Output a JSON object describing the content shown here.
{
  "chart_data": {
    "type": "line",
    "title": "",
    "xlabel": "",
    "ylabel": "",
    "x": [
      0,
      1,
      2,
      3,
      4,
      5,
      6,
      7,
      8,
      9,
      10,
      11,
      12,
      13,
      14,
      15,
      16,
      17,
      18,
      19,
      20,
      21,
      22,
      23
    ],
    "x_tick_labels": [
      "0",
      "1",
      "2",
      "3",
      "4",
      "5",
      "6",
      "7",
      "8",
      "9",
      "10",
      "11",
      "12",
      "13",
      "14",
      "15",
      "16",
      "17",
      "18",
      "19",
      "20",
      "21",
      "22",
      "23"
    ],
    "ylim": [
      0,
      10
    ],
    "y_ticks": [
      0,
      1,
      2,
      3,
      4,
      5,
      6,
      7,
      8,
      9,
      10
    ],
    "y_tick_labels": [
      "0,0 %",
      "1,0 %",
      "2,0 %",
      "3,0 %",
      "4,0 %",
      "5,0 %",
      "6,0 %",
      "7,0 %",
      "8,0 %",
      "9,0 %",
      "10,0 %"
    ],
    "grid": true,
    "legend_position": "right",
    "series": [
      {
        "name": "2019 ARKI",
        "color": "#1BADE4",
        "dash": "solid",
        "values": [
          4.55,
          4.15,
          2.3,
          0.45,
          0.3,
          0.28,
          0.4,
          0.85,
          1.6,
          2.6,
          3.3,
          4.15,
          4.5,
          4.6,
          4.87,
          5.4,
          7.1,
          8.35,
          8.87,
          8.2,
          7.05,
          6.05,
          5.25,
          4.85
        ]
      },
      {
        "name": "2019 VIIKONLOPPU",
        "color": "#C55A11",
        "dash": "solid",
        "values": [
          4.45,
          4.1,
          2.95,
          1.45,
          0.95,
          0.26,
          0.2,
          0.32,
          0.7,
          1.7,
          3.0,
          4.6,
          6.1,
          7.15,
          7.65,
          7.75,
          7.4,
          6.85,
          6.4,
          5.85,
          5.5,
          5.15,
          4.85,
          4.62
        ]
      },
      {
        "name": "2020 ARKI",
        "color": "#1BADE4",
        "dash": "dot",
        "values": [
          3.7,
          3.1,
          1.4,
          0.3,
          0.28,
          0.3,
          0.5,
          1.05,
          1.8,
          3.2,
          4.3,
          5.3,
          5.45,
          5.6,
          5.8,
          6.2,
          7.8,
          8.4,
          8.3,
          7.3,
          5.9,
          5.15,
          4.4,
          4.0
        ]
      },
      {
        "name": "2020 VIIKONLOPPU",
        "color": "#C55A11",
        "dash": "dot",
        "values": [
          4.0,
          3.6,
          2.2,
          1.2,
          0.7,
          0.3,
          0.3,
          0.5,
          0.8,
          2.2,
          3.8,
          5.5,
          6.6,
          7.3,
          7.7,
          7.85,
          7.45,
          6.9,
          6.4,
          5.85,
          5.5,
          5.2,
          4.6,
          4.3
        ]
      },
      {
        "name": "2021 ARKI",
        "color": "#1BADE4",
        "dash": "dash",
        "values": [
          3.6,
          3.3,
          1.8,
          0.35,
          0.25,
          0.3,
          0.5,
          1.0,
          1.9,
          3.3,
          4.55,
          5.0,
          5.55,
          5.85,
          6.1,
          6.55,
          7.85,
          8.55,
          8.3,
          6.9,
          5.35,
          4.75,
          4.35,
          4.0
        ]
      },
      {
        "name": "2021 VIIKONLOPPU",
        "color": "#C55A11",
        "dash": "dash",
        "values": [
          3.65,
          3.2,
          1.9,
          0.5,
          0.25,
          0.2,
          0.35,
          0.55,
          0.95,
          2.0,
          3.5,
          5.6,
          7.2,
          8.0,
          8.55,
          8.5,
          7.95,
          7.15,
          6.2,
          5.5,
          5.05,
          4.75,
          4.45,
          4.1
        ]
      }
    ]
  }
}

============

Brief:
Output the entries exactly.

Answer to this task:
Output a JSON object describing the content shown here.
{
  "chart_data": {
    "type": "line",
    "title": "",
    "xlabel": "",
    "ylabel": "",
    "x": [
      0,
      1,
      2,
      3,
      4,
      5,
      6,
      7,
      8,
      9,
      10,
      11,
      12,
      13,
      14,
      15,
      16,
      17,
      18,
      19,
      20,
      21,
      22,
      23
    ],
    "x_tick_labels": [
      "0",
      "1",
      "2",
      "3",
      "4",
      "5",
      "6",
      "7",
      "8",
      "9",
      "10",
      "11",
      "12",
      "13",
      "14",
      "15",
      "16",
      "17",
      "18",
      "19",
      "20",
      "21",
      "22",
      "23"
    ],
    "ylim": [
      0,
      10
    ],
    "y_ticks": [
      0,
      1,
      2,
      3,
      4,
      5,
      6,
      7,
      8,
      9,
      10
    ],
    "y_tick_labels": [
      "0,0 %",
      "1,0 %",
      "2,0 %",
      "3,0 %",
      "4,0 %",
      "5,0 %",
      "6,0 %",
      "7,0 %",
      "8,0 %",
      "9,0 %",
      "10,0 %"
    ],
    "grid": true,
    "legend_position": "right",
    "series": [
      {
        "name": "2019 ARKI",
        "color": "#1BADE4",
        "dash": "solid",
        "values": [
          4.55,
          4.15,
          2.3,
          0.45,
          0.3,
          0.28,
          0.4,
          0.85,
          1.6,
          2.6,
          3.3,
          4.15,
          4.5,
          4.6,
          4.87,
          5.4,
          7.1,
          8.35,
          8.87,
          8.2,
          7.05,
          6.05,
          5.25,
          4.85
        ]
      },
      {
        "name": "2019 VIIKONLOPPU",
        "color": "#C55A11",
        "dash": "solid",
        "values": [
          4.45,
          4.1,
          2.95,
          1.45,
          0.95,
          0.26,
          0.2,
          0.32,
          0.7,
          1.7,
          3.0,
          4.6,
          6.1,
          7.15,
          7.65,
          7.75,
          7.4,
          6.85,
          6.4,
          5.85,
          5.5,
          5.15,
          4.85,
          4.62
        ]
      },
      {
        "name": "2020 ARKI",
        "color": "#1BADE4",
        "dash": "dot",
        "values": [
          3.7,
          3.1,
          1.4,
          0.3,
          0.28,
          0.3,
          0.5,
          1.05,
          1.8,
          3.2,
          4.3,
          5.3,
          5.45,
          5.6,
          5.8,
          6.2,
          7.8,
          8.4,
          8.3,
          7.3,
          5.9,
          5.15,
          4.4,
          4.0
        ]
      },
      {
        "name": "2020 VIIKONLOPPU",
        "color": "#C55A11",
        "dash": "dot",
        "values": [
          4.0,
          3.6,
          2.2,
          1.2,
          0.7,
          0.3,
          0.3,
          0.5,
          0.8,
          2.2,
          3.8,
          5.5,
          6.6,
          7.3,
          7.7,
          7.85,
          7.45,
          6.9,
          6.4,
          5.85,
          5.5,
          5.2,
          4.6,
          4.3
        ]
      },
      {
        "name": "2021 ARKI",
        "color": "#1BADE4",
        "dash": "dash",
        "values": [
          3.6,
          3.3,
          1.8,
          0.35,
          0.25,
          0.3,
          0.5,
          1.0,
          1.9,
          3.3,
          4.55,
          5.0,
          5.55,
          5.85,
          6.1,
          6.55,
          7.85,
          8.55,
          8.3,
          6.9,
          5.35,
          4.75,
          4.35,
          4.0
        ]
      },
      {
        "name": "2021 VIIKONLOPPU",
        "color": "#C55A11",
        "dash": "dash",
        "values": [
          3.65,
          3.2,
          1.9,
          0.5,
          0.25,
          0.2,
          0.35,
          0.55,
          0.95,
          2.0,
          3.5,
          5.6,
          7.2,
          8.0,
          8.55,
          8.5,
          7.95,
          7.15,
          6.2,
          5.5,
          5.05,
          4.75,
          4.45,
          4.1
        ]
      }
    ]
  }
}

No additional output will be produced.